TASK DIRECTIONS =
Restate the records in their entirety, word for word.

Structured figure records
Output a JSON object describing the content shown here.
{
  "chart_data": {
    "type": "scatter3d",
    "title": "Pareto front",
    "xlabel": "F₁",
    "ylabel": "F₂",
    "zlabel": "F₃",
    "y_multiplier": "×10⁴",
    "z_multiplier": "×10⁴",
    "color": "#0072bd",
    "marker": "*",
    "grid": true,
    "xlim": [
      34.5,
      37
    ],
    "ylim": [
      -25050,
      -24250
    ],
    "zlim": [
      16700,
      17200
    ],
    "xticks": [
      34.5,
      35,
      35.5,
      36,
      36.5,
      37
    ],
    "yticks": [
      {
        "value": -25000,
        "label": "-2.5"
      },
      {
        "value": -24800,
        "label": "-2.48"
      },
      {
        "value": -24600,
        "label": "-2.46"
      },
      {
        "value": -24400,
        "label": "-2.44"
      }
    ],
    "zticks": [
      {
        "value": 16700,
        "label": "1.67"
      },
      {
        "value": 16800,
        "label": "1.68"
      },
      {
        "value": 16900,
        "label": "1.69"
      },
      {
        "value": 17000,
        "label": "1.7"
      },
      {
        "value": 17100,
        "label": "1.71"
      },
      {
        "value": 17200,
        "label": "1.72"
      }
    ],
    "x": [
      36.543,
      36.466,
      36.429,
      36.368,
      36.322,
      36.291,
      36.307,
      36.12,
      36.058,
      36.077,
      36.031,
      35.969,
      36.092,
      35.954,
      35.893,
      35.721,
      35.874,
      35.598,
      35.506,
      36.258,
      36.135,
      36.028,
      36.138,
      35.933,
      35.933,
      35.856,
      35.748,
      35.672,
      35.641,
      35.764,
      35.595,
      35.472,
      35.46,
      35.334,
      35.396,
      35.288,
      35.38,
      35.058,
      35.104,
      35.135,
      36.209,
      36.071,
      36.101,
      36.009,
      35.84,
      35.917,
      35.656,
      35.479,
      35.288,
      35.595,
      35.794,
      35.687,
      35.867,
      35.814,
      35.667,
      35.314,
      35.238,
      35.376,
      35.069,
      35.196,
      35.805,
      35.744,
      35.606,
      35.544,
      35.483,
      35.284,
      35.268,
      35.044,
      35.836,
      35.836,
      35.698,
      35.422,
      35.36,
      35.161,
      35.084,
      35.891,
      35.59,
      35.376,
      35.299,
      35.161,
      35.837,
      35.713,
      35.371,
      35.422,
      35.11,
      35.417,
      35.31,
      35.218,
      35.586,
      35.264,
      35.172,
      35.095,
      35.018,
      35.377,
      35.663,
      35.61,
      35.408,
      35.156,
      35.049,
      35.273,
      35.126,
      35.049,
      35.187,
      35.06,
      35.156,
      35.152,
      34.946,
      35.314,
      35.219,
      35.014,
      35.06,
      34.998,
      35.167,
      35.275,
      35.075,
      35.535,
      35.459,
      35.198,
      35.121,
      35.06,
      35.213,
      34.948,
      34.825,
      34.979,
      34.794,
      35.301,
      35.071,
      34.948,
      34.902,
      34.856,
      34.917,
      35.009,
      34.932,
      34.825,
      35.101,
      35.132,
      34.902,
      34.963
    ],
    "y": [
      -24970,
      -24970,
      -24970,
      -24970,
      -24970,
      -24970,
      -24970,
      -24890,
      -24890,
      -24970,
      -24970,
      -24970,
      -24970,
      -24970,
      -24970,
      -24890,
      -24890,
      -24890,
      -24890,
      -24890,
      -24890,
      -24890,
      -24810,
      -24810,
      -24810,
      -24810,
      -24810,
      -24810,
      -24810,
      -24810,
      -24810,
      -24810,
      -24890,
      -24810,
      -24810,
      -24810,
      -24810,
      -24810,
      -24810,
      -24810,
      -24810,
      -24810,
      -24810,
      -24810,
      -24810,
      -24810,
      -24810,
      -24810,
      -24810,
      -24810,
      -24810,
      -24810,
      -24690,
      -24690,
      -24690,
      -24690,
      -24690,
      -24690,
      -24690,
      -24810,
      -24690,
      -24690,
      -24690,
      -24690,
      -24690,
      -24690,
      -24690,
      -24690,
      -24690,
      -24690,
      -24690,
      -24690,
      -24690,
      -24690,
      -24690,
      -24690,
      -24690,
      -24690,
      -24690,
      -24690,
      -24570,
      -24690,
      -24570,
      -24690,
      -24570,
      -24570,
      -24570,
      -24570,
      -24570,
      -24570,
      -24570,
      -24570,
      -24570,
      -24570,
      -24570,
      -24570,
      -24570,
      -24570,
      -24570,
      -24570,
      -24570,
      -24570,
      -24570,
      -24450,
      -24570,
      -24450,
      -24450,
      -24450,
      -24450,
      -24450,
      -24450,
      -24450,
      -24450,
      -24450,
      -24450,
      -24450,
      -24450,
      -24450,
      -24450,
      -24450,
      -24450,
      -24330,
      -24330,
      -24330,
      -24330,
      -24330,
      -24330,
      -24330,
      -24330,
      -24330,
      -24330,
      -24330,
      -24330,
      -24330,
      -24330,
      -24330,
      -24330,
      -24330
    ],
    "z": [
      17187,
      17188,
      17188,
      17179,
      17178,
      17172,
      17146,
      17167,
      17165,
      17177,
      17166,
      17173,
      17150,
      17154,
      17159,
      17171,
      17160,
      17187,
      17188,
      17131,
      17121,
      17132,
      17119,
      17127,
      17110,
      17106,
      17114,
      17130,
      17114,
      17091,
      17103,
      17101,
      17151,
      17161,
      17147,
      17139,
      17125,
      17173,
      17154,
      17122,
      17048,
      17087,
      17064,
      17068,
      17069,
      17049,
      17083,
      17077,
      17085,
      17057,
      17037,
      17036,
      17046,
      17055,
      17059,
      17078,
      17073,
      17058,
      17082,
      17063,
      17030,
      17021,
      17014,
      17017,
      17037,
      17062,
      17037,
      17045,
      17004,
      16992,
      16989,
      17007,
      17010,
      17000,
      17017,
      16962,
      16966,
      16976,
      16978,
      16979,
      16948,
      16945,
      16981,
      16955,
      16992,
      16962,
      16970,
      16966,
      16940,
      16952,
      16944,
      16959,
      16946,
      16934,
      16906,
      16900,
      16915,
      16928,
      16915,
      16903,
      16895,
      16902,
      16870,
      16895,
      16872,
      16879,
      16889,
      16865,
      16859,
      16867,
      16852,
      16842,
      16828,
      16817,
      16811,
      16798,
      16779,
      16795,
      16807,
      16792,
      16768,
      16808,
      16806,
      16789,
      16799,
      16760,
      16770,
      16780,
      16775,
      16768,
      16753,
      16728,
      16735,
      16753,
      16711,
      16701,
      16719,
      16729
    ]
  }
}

ANSWER TO THE PROBLEM =
Output a JSON object describing the content shown here.
{
  "chart_data": {
    "type": "scatter3d",
    "title": "Pareto front",
    "xlabel": "F₁",
    "ylabel": "F₂",
    "zlabel": "F₃",
    "y_multiplier": "×10⁴",
    "z_multiplier": "×10⁴",
    "color": "#0072bd",
    "marker": "*",
    "grid": true,
    "xlim": [
      34.5,
      37
    ],
    "ylim": [
      -25050,
      -24250
    ],
    "zlim": [
      16700,
      17200
    ],
    "xticks": [
      34.5,
      35,
      35.5,
      36,
      36.5,
      37
    ],
    "yticks": [
      {
        "value": -25000,
        "label": "-2.5"
      },
      {
        "value": -24800,
        "label": "-2.48"
      },
      {
        "value": -24600,
        "label": "-2.46"
      },
      {
        "value": -24400,
        "label": "-2.44"
      }
    ],
    "zticks": [
      {
        "value": 16700,
        "label": "1.67"
      },
      {
        "value": 16800,
        "label": "1.68"
      },
      {
        "value": 16900,
        "label": "1.69"
      },
      {
        "value": 17000,
        "label": "1.7"
      },
      {
        "value": 17100,
        "label": "1.71"
      },
      {
        "value": 17200,
        "label": "1.72"
      }
    ],
    "x": [
      36.543,
      36.466,
      36.429,
      36.368,
      36.322,
      36.291,
      36.307,
      36.12,
      36.058,
      36.077,
      36.031,
      35.969,
      36.092,
      35.954,
      35.893,
      35.721,
      35.874,
      35.598,
      35.506,
      36.258,
      36.135,
      36.028,
      36.138,
      35.933,
      35.933,
      35.856,
      35.748,
      35.672,
      35.641,
      35.764,
      35.595,
      35.472,
      35.46,
      35.334,
      35.396,
      35.288,
      35.38,
      35.058,
      35.104,
      35.135,
      36.209,
      36.071,
      36.101,
      36.009,
      35.84,
      35.917,
      35.656,
      35.479,
      35.288,
      35.595,
      35.794,
      35.687,
      35.867,
      35.814,
      35.667,
      35.314,
      35.238,
      35.376,
      35.069,
      35.196,
      35.805,
      35.744,
      35.606,
      35.544,
      35.483,
      35.284,
      35.268,
      35.044,
      35.836,
      35.836,
      35.698,
      35.422,
      35.36,
      35.161,
      35.084,
      35.891,
      35.59,
      35.376,
      35.299,
      35.161,
      35.837,
      35.713,
      35.371,
      35.422,
      35.11,
      35.417,
      35.31,
      35.218,
      35.586,
      35.264,
      35.172,
      35.095,
      35.018,
      35.377,
      35.663,
      35.61,
      35.408,
      35.156,
      35.049,
      35.273,
      35.126,
      35.049,
      35.187,
      35.06,
      35.156,
      35.152,
      34.946,
      35.314,
      35.219,
      35.014,
      35.06,
      34.998,
      35.167,
      35.275,
      35.075,
      35.535,
      35.459,
      35.198,
      35.121,
      35.06,
      35.213,
      34.948,
      34.825,
      34.979,
      34.794,
      35.301,
      35.071,
      34.948,
      34.902,
      34.856,
      34.917,
      35.009,
      34.932,
      34.825,
      35.101,
      35.132,
      34.902,
      34.963
    ],
    "y": [
      -24970,
      -24970,
      -24970,
      -24970,
      -24970,
      -24970,
      -24970,
      -24890,
      -24890,
      -24970,
      -24970,
      -24970,
      -24970,
      -24970,
      -24970,
      -24890,
      -24890,
      -24890,
      -24890,
      -24890,
      -24890,
      -24890,
      -24810,
      -24810,
      -24810,
      -24810,
      -24810,
      -24810,
      -24810,
      -24810,
      -24810,
      -24810,
      -24890,
      -24810,
      -24810,
      -24810,
      -24810,
      -24810,
      -24810,
      -24810,
      -24810,
      -24810,
      -24810,
      -24810,
      -24810,
      -24810,
      -24810,
      -24810,
      -24810,
      -24810,
      -24810,
      -24810,
      -24690,
      -24690,
      -24690,
      -24690,
      -24690,
      -24690,
      -24690,
      -24810,
      -24690,
      -24690,
      -24690,
      -24690,
      -24690,
      -24690,
      -24690,
      -24690,
      -24690,
      -24690,
      -24690,
      -24690,
      -24690,
      -24690,
      -24690,
      -24690,
      -24690,
      -24690,
      -24690,
      -24690,
      -24570,
      -24690,
      -24570,
      -24690,
      -24570,
      -24570,
      -24570,
      -24570,
      -24570,
      -24570,
      -24570,
      -24570,
      -24570,
      -24570,
      -24570,
      -24570,
      -24570,
      -24570,
      -24570,
      -24570,
      -24570,
      -24570,
      -24570,
      -24450,
      -24570,
      -24450,
      -24450,
      -24450,
      -24450,
      -24450,
      -24450,
      -24450,
      -24450,
      -24450,
      -24450,
      -24450,
      -24450,
      -24450,
      -24450,
      -24450,
      -24450,
      -24330,
      -24330,
      -24330,
      -24330,
      -24330,
      -24330,
      -24330,
      -24330,
      -24330,
      -24330,
      -24330,
      -24330,
      -24330,
      -24330,
      -24330,
      -24330,
      -24330
    ],
    "z": [
      17187,
      17188,
      17188,
      17179,
      17178,
      17172,
      17146,
      17167,
      17165,
      17177,
      17166,
      17173,
      17150,
      17154,
      17159,
      17171,
      17160,
      17187,
      17188,
      17131,
      17121,
      17132,
      17119,
      17127,
      17110,
      17106,
      17114,
      17130,
      17114,
      17091,
      17103,
      17101,
      17151,
      17161,
      17147,
      17139,
      17125,
      17173,
      17154,
      17122,
      17048,
      17087,
      17064,
      17068,
      17069,
      17049,
      17083,
      17077,
      17085,
      17057,
      17037,
      17036,
      17046,
      17055,
      17059,
      17078,
      17073,
      17058,
      17082,
      17063,
      17030,
      17021,
      17014,
      17017,
      17037,
      17062,
      17037,
      17045,
      17004,
      16992,
      16989,
      17007,
      17010,
      17000,
      17017,
      16962,
      16966,
      16976,
      16978,
      16979,
      16948,
      16945,
      16981,
      16955,
      16992,
      16962,
      16970,
      16966,
      16940,
      16952,
      16944,
      16959,
      16946,
      16934,
      16906,
      16900,
      16915,
      16928,
      16915,
      16903,
      16895,
      16902,
      16870,
      16895,
      16872,
      16879,
      16889,
      16865,
      16859,
      16867,
      16852,
      16842,
      16828,
      16817,
      16811,
      16798,
      16779,
      16795,
      16807,
      16792,
      16768,
      16808,
      16806,
      16789,
      16799,
      16760,
      16770,
      16780,
      16775,
      16768,
      16753,
      16728,
      16735,
      16753,
      16711,
      16701,
      16719,
      16729
    ]
  }
}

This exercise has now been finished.